● WORK INSTRUCTION 1
In the hepatorenal AKI abstract, can you rewrite the paragraph beginning "Records from hospitalized adult patients" as a short bulleted list that keeps its main facts?
● WORK INSTRUCTION 2
Do these statements agree with the hepatorenal AKI abstract? For each, answer yes or no and quote the words that decide it.
(a) Every listed author is from Ochsner Clinic Foundation in New Orleans.
(b) The reviewed patients included people in shock.
(c) Patients were selected if their MAP rose by at least 10 mmHg within 48 hours.
● WORK INSTRUCTION 3
Continue the hepatorenal AKI abstract from the point where it stops.

● SOURCE TEXT
▽
Abstract: FR-PO140

Achieved Mean Arterial Pressure Target and Renal Recovery during Treatment of Hepatorenal AKI

Session Information

Category: Acute Kidney Injury

  • 003 AKI: Clinical and Translational

Authors

  • Velez, Juan Carlos Q., Ochsner Clinic Foundation, New Orleans, Louisiana, United States
  • Rivera de Rosales, Ana Belen, Ochsner Clinic Foundation, New Orleans, Louisiana, United States
  • Hernandez- Montalvo, Edgar, Ochsner Clinic Foundation, New Orleans, Louisiana, United States
  • Leblanc, Bronwyn, Ochsner Clinic Foundation, New Orleans, Louisiana, United States
  • Ledoux, Jason R, Ochsner Clinic Foundation, New Orleans, Louisiana, United States
  • Lukitsch, Ivo, Ochsner Clinic Foundation, New Orleans, Louisiana, United States
Background


We previously reported that a rise in mean arterial pressure (MAP) during treatment of hepatorenal (HR) acute kidney injury (AKI) with vasoconstrictors is associated with improvement in kidney function. However, it remains unclear whether the treatment target should be a specific absolute MAP value or a defined increment in MAP respect to baseline.

Methods


Records from hospitalized adult patients with HR-AKI treated with vasoconstrictors without shock were reviewed. We selected those who achieved ≥ 5-mmHg rise in MAP within 48 hours. The relationship between the mean MAP achieved during the first 72 hours of therapy and the change in kidney function at the end of therapy as determined by serum creatinine (sCr) was examined by analyses of variance for trend and multiple comparisons.
△
● ENTRIES SHOWN
▽
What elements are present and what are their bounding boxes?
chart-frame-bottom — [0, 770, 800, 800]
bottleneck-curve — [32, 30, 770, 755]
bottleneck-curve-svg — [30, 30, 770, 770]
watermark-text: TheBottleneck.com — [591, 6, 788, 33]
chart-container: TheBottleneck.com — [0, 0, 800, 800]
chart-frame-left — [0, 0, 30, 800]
△
● TASK RESULT 1
- Reviewed records of hospitalized adults with HR-AKI who were treated with vasoconstrictors and did not have shock.
- Selected patients whose MAP rose by at least 5 mmHg within 48 hours.
- Compared the mean MAP reached in the first 72 hours of therapy with the change in serum creatinine at the end of therapy.
- Used analyses of variance for trend and multiple comparisons.

● TASK RESULT 2
(a) Yes: "Ochsner Clinic Foundation, New Orleans, Louisiana, United States"
(b) No: "treated with vasoconstrictors without shock"
(c) No: "≥ 5-mmHg rise in MAP within 48 hours"

● TASK RESULT 3
Results


Ninety-two patients with HR-AKI treated for up to 3-7 days with either midodrine/octreotide (M/O, n=73) or norepinephrine (NE, n=19) were identified. Forty-three (47%) of the patients (mean age 52 years, 44% women, mean sCr 3.7 ± 1.3 mg/dL and MELD 33.5) achieved ≥ 5 mmHg rise in MAP by 48 hours [24 (33%) with M/O, 18 (95%) with NE]. When analyzed based on tertiles of absolute value of achieved MAP (65-74, 75-84, ≥ 85 mmHg), there was a significant trend for greater reduction in sCr with higher achieved MAP (p=0.002). Furthermore, those who achieved a MAP of ≥ 85 mmHg had a greater reduction in sCr [-1.76 ± 0.6 mg/dL] compared to those who reached a MAP of 65-74 or 75-84 mmHg [-0.03 ± 0.5 mg/dL (p=0.019) and -0.25 ± 0.6 mg/dL (p=0.02), respectively]. When analyzed based on tertiles of magnitude of MAP increment from baseline (5-9, 10-14, ≥ 15 mmHg), there was a significant trend for greater reduction in sCr with greater rise in MAP (p=0.005). Moreover, those who achieved a MAP increase ≥ 15 mmHg had a greater reduction in sCr [-1.95 ± 0.5 mg/dL] compared to those with either a 5-9 or 10-14 mmHg increment in MAP from baseline [+0.17 ± 0.4 mg/dL (p=0.0004) and -0.58 ± 0.5 mg/dL (p=0.04), respectively].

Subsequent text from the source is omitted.